**SUPPLIED RECORDS:**
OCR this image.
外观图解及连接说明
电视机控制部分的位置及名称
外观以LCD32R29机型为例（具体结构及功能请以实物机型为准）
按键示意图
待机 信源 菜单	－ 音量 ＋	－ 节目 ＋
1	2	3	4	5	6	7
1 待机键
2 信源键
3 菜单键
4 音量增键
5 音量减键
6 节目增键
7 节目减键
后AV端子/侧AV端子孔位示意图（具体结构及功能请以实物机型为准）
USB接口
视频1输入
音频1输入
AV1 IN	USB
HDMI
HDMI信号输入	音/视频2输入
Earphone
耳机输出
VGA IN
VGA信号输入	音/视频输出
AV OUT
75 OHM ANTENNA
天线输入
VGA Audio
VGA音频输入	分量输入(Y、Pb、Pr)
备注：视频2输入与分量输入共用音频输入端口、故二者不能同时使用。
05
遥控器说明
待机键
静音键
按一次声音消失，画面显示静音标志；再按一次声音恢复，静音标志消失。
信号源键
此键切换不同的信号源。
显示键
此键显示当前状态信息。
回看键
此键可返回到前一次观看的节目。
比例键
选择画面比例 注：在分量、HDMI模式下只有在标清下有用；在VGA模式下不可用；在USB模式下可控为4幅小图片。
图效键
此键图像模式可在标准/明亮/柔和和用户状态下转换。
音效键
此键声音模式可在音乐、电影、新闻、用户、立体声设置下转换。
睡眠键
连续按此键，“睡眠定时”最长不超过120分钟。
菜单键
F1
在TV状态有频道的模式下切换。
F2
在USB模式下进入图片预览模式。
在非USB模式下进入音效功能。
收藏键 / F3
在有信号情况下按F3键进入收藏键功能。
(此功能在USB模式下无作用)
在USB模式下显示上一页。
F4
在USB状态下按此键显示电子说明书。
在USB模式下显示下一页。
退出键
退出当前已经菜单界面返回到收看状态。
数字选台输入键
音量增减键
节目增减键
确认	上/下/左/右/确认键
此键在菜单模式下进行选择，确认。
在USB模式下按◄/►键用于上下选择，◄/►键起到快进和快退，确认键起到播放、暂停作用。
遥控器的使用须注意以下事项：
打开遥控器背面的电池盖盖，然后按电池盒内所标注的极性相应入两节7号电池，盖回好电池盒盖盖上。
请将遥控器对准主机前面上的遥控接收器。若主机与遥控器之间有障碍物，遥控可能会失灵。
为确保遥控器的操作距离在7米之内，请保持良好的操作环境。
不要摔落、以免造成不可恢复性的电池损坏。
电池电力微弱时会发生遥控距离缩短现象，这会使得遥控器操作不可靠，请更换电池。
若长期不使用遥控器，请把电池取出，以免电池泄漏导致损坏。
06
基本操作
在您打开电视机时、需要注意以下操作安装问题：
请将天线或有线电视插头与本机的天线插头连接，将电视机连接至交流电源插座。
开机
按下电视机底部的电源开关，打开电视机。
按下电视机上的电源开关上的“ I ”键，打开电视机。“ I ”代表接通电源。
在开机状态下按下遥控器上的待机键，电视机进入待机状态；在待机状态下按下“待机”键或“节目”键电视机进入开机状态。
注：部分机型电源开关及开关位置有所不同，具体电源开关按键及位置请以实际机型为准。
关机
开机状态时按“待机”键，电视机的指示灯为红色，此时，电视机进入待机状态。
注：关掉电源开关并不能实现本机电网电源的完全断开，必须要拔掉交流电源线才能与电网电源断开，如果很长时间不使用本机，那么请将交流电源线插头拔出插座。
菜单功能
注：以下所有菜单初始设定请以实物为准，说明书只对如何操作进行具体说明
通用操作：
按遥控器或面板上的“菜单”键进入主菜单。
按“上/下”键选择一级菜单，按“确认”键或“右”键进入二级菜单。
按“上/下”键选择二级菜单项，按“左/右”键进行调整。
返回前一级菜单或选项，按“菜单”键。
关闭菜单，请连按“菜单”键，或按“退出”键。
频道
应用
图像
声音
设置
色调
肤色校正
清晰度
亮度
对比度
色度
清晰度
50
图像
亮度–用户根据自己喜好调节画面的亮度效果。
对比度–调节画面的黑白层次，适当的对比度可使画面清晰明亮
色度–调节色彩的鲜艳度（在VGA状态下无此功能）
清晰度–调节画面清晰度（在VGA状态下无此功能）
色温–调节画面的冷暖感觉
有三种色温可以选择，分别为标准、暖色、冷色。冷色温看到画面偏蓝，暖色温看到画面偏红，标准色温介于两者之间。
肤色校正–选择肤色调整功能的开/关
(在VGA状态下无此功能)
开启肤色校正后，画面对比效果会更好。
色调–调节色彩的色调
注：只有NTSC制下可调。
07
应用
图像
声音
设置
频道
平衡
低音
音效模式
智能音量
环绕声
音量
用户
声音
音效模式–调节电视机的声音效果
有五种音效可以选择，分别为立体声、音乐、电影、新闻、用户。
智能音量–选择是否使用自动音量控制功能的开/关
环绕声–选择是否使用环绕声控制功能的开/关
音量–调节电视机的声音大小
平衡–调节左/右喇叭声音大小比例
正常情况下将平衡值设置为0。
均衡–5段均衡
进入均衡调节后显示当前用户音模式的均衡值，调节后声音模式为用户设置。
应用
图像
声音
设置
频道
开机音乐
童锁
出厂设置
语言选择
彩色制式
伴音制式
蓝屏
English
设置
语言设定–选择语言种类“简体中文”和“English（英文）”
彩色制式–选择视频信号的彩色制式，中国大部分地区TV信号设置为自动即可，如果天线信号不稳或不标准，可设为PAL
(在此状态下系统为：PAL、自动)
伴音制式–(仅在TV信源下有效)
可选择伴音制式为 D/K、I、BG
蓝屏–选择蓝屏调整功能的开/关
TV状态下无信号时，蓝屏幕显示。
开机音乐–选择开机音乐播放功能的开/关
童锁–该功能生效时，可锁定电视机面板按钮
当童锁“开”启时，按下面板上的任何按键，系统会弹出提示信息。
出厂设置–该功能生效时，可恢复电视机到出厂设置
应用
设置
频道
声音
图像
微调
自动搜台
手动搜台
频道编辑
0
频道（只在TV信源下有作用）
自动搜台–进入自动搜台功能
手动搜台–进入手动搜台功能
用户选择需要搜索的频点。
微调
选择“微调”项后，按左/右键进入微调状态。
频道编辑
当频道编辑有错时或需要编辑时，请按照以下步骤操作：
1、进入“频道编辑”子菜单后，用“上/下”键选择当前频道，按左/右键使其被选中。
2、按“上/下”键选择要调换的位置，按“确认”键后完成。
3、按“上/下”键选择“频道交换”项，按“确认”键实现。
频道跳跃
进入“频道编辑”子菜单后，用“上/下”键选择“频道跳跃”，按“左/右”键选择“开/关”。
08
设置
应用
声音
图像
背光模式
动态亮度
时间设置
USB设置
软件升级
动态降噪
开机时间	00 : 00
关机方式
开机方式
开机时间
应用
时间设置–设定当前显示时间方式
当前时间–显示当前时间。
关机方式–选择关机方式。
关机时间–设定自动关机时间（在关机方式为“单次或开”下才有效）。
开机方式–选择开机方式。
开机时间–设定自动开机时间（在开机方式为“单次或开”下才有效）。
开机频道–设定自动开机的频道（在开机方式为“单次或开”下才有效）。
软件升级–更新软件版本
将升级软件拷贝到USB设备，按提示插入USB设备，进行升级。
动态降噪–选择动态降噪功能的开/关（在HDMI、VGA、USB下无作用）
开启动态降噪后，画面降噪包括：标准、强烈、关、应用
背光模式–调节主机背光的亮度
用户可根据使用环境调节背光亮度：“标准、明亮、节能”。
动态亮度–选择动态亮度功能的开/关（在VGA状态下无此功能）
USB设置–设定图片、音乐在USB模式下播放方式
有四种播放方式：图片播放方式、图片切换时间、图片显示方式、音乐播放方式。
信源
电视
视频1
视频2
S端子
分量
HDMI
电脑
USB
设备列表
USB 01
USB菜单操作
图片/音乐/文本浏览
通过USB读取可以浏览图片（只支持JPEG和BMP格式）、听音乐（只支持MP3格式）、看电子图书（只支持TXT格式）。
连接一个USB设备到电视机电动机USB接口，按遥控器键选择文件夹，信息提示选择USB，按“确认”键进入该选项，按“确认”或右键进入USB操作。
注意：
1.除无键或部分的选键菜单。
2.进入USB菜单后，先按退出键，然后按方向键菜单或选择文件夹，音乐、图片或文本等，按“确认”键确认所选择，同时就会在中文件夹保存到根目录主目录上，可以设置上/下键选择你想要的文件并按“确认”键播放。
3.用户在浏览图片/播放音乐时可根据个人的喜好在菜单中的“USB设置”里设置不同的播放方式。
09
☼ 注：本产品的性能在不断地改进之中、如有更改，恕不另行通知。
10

**PROBLEM TO SOLVE:** Gather from the entries above all lines that include the string "单次或开".

**IN RESPONSE:**
关机时间–设定自动关机时间（在关机方式为“单次或开”下才有效）。
开机时间–设定自动开机时间（在开机方式为“单次或开”下才有效）。
开机频道–设定自动开机的频道（在开机方式为“单次或开”下才有效）。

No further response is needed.